> Written instruction
Determine how many lines of the entries contain "used". Reply with that number alone.

Entries taken from a collection:
## start

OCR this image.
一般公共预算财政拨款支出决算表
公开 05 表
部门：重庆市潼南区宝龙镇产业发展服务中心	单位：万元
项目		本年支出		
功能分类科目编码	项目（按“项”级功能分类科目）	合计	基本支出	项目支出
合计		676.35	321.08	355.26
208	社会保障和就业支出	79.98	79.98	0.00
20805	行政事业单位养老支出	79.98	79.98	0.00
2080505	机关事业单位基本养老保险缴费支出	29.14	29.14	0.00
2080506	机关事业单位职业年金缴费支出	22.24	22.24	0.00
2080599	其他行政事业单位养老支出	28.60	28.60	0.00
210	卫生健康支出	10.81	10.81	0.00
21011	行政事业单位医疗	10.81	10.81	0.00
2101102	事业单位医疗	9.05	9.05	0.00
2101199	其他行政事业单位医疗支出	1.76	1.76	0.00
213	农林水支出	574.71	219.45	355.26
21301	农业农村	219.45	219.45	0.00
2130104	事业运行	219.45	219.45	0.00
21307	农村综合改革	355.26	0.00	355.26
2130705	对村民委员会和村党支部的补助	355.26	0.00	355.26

## end
## start

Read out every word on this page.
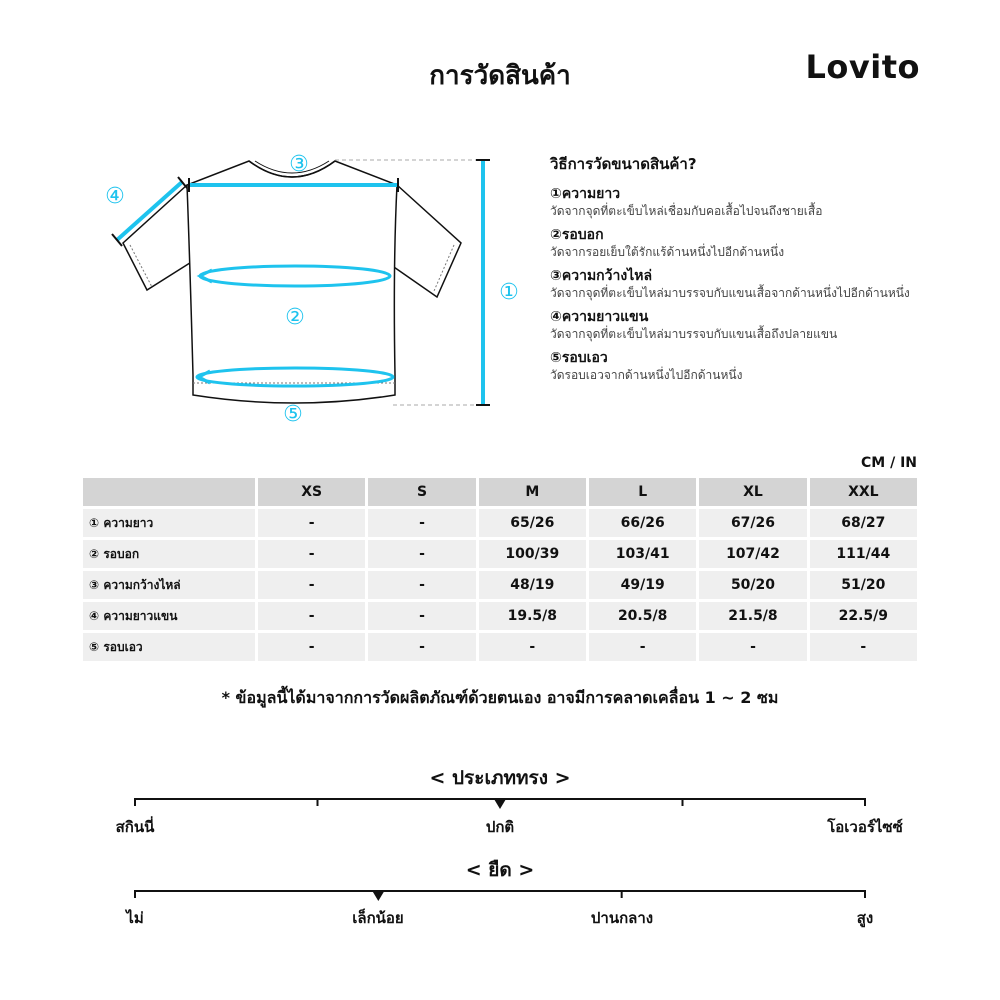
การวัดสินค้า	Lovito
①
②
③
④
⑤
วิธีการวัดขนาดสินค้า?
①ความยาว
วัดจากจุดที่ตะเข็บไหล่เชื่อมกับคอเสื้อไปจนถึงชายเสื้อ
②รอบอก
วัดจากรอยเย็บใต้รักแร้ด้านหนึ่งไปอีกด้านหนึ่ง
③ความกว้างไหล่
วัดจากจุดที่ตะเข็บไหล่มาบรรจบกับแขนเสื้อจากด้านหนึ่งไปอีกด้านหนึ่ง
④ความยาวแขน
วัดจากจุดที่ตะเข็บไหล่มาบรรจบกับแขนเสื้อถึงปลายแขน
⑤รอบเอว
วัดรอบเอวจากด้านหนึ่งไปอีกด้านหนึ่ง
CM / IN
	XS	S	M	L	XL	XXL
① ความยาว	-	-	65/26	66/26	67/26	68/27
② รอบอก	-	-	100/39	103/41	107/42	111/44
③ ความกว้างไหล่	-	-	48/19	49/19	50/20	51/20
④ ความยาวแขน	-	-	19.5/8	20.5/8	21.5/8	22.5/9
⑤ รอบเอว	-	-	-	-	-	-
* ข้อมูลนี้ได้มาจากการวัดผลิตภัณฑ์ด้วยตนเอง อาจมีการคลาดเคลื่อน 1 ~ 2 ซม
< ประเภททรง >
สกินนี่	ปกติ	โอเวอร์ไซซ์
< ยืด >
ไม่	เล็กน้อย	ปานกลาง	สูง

## end
## start

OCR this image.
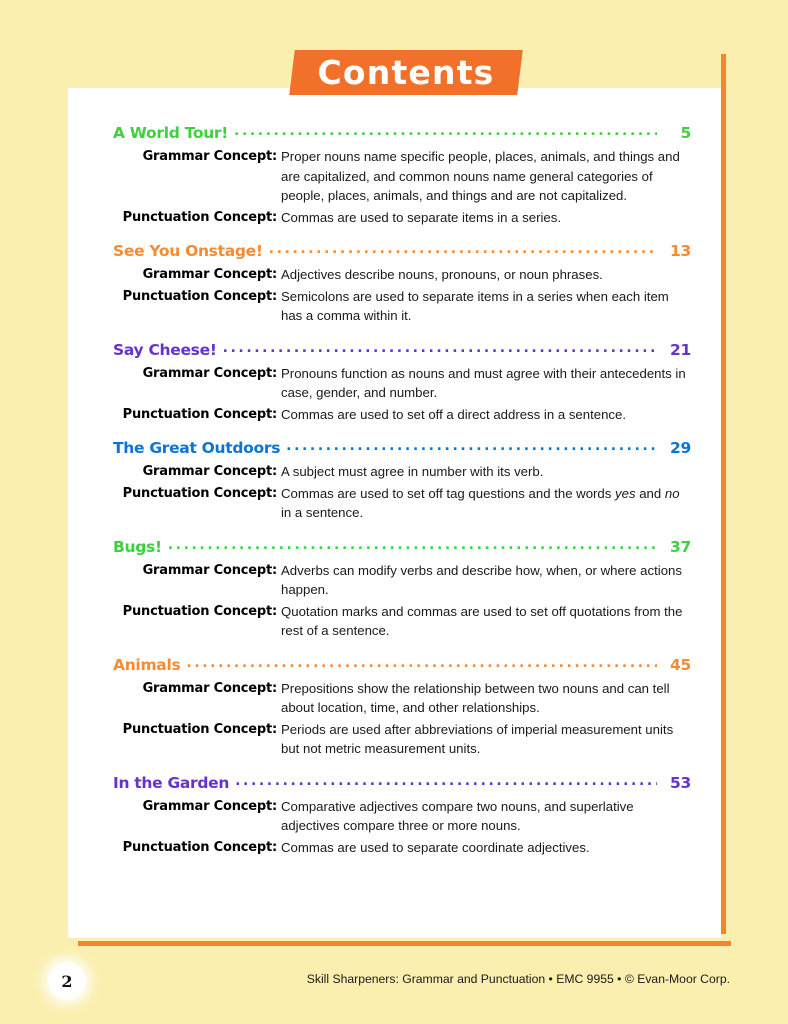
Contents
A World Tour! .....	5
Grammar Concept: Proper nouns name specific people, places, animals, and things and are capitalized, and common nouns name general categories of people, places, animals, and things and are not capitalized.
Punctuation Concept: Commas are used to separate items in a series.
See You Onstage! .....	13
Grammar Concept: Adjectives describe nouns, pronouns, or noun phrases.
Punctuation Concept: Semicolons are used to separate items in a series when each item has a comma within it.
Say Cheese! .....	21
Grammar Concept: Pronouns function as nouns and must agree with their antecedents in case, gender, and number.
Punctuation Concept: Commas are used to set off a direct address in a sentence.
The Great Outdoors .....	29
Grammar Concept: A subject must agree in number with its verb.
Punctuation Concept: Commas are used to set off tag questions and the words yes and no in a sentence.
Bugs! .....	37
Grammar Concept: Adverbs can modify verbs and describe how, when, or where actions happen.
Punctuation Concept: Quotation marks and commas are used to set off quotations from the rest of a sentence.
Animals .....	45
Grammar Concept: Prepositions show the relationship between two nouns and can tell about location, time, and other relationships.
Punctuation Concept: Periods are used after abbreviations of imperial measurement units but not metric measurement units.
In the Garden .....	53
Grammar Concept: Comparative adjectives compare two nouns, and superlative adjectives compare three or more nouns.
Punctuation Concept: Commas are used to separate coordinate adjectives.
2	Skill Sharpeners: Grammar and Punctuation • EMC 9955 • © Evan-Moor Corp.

## end

> Task solution
7